Task to carry out →
Pull every line containing the word "ffffff" from the records.

Exercise input →

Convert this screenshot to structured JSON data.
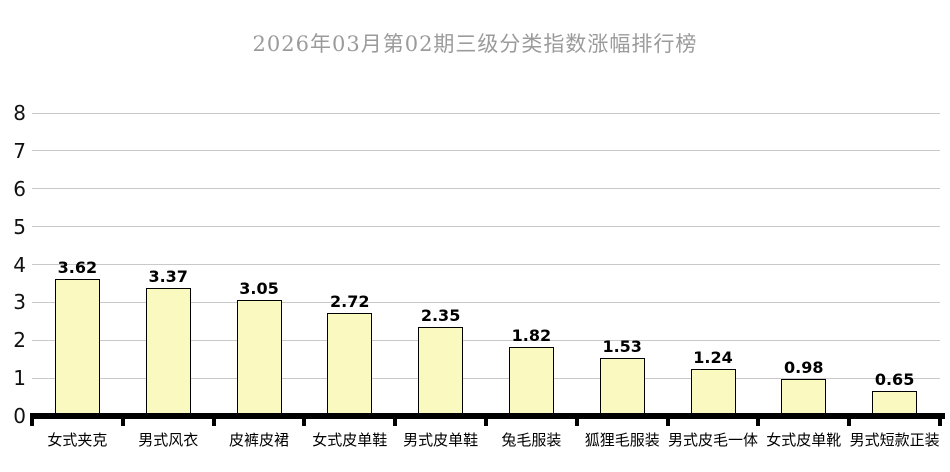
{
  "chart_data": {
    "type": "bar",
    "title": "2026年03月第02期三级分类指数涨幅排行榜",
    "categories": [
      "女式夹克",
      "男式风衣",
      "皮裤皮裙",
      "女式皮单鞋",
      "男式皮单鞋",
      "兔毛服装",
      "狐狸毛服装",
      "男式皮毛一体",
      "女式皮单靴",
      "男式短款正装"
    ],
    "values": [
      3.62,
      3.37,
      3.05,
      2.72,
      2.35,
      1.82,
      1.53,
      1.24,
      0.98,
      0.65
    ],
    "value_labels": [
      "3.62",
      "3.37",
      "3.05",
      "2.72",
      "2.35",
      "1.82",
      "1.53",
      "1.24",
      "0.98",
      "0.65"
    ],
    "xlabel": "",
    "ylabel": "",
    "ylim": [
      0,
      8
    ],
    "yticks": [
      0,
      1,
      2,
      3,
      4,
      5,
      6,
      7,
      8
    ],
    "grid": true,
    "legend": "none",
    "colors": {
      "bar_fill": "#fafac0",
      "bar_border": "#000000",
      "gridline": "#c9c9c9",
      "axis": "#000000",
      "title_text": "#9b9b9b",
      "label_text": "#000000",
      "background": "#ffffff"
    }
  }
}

...

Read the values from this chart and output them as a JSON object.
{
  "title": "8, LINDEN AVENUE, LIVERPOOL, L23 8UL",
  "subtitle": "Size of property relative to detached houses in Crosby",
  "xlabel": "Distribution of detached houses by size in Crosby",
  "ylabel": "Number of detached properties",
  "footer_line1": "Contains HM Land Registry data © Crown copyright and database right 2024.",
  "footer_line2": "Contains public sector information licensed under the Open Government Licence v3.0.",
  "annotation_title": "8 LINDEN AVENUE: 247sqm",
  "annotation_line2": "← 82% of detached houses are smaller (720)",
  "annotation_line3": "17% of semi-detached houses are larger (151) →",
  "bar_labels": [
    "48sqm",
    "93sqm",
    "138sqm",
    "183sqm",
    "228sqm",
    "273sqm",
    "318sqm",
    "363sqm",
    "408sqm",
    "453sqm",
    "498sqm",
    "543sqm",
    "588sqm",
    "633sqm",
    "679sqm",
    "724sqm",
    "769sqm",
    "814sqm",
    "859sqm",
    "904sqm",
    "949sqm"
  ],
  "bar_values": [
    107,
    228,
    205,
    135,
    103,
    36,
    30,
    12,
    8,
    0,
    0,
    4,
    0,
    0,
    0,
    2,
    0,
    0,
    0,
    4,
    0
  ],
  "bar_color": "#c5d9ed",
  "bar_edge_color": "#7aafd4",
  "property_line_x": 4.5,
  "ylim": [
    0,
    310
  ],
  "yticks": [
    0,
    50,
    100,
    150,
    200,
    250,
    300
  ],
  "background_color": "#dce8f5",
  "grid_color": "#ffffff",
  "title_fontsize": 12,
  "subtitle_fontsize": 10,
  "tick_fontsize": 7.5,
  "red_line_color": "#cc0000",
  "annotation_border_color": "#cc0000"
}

...

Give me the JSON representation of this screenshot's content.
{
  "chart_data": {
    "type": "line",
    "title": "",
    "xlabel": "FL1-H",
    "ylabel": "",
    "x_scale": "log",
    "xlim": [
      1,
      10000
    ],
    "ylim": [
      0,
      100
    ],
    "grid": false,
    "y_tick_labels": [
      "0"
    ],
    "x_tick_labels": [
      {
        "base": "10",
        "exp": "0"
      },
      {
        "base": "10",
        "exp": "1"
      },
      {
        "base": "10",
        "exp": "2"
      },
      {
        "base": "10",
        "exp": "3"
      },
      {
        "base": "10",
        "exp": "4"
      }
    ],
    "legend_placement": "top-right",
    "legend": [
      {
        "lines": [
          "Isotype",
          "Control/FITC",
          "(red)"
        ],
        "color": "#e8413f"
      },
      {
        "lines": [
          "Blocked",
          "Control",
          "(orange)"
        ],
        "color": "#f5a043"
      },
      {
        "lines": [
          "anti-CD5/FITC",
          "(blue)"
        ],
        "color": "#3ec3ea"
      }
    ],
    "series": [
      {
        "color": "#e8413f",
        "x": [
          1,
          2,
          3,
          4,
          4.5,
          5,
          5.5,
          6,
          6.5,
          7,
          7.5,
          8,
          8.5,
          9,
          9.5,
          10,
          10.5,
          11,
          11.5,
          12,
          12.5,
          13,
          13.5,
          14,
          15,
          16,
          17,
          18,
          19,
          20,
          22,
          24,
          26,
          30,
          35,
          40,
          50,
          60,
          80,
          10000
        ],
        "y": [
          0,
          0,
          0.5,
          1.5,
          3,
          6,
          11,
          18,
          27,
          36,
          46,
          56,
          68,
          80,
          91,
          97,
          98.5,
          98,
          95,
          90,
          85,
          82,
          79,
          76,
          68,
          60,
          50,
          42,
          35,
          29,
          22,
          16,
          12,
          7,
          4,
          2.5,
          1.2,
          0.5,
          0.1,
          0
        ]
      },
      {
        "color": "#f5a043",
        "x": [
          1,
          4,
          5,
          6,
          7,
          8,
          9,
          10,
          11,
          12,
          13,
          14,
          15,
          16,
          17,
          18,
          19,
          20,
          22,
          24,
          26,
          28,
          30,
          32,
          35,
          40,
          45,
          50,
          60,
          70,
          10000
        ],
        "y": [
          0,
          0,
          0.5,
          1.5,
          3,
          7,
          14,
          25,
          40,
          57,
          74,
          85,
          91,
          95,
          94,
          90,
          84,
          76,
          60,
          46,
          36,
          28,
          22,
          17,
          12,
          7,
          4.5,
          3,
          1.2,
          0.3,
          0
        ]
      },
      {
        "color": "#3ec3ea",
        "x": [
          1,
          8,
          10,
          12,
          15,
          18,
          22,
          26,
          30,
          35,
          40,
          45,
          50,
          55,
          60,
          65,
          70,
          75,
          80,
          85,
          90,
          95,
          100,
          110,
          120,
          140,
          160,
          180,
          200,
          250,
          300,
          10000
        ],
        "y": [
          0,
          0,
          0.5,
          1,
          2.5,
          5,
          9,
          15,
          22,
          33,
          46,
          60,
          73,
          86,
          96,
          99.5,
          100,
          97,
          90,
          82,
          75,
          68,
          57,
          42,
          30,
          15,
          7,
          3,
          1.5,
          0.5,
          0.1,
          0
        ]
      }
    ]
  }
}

Result of the exercise →
      "background": "#ffffff"
  "grid_color": "#ffffff",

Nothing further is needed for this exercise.